■ BRIEF:
Every line below that mentions the word "right" should be copied out.

Extracted records:
------
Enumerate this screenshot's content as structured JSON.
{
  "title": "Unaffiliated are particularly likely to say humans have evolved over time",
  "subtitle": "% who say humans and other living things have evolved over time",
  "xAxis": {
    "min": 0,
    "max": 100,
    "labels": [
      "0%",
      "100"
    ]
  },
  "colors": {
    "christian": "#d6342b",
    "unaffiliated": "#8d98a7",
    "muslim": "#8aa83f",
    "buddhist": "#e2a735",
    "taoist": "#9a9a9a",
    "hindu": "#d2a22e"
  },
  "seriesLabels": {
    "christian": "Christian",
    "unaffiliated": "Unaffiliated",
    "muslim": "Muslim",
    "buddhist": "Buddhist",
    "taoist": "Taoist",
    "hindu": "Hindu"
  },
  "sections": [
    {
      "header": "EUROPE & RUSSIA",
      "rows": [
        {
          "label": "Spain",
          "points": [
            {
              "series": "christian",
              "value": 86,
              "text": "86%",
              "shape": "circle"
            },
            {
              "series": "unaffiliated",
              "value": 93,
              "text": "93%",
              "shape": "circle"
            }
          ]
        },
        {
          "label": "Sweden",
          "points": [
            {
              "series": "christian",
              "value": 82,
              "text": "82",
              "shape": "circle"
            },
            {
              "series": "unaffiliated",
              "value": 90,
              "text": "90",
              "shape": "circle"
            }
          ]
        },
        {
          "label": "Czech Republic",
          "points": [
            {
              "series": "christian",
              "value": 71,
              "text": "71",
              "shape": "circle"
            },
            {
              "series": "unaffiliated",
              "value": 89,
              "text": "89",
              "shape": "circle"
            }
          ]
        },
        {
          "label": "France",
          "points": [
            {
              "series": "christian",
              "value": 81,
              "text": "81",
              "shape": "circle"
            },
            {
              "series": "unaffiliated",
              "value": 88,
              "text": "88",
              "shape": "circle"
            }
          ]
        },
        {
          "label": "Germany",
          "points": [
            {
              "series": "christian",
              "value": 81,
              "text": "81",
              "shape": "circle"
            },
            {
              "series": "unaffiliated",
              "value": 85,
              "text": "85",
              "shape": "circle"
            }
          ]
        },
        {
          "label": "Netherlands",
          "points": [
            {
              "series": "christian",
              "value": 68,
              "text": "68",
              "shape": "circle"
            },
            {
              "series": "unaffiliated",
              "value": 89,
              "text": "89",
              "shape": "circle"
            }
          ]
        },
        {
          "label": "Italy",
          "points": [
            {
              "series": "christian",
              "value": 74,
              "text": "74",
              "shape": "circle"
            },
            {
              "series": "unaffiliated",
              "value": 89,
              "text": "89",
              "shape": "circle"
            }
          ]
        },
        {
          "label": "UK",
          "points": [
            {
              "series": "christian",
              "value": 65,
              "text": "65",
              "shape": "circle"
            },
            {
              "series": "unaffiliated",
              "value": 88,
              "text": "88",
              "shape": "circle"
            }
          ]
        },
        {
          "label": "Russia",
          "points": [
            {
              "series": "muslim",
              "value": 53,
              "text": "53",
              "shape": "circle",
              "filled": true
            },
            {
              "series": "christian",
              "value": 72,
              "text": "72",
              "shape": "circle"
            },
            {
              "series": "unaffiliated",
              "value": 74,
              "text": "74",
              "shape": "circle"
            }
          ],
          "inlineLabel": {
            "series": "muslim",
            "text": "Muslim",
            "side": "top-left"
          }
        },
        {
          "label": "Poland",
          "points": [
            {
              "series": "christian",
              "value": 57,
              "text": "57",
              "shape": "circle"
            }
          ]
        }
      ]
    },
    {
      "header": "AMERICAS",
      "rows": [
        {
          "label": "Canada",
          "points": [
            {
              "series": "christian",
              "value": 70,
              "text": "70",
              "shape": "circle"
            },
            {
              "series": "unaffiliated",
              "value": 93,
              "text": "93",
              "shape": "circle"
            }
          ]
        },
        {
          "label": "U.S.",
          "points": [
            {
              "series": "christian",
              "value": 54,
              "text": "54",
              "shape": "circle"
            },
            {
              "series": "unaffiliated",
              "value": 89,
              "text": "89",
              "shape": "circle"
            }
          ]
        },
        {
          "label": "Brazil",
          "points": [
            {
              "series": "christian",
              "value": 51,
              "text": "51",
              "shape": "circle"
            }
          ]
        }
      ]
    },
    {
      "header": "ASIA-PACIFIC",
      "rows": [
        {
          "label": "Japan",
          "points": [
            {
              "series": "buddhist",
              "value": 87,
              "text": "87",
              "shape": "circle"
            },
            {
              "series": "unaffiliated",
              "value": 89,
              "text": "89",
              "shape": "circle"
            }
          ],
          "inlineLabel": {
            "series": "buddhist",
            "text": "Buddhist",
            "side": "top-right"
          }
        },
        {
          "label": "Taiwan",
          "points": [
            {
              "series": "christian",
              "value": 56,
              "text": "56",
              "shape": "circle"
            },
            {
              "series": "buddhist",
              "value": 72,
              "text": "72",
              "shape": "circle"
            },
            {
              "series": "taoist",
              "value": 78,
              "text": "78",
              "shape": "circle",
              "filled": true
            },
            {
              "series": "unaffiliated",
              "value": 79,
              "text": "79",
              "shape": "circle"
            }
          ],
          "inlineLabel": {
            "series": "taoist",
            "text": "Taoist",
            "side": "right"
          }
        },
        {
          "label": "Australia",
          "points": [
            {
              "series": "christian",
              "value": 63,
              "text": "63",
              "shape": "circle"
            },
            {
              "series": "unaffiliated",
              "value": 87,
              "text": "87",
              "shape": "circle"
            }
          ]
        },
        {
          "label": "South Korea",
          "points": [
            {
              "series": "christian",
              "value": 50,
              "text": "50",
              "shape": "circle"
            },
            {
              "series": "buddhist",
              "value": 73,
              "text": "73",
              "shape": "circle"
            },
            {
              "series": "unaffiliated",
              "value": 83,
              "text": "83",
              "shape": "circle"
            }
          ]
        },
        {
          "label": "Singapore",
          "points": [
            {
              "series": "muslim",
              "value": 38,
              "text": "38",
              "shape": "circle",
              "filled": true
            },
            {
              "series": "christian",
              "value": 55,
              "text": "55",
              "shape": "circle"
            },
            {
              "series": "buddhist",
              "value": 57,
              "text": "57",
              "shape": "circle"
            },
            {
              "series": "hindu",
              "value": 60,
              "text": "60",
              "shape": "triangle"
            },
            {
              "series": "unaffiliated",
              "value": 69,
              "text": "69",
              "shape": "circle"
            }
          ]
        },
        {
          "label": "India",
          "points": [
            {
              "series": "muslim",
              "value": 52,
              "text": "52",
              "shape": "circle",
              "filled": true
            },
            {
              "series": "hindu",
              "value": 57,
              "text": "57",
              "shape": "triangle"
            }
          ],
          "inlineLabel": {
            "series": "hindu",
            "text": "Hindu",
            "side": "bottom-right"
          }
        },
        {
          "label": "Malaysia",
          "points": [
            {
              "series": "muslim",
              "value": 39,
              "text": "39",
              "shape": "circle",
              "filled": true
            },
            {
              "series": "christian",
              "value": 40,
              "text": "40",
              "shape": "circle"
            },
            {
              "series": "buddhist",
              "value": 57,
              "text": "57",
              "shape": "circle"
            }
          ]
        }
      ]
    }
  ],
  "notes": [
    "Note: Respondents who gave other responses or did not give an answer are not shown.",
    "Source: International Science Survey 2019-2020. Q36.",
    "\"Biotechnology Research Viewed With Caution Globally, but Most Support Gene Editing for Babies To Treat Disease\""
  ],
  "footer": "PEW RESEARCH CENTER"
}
------
■ SOLUTION BELOW:
            "side": "top-right"
            "side": "right"
            "side": "bottom-right"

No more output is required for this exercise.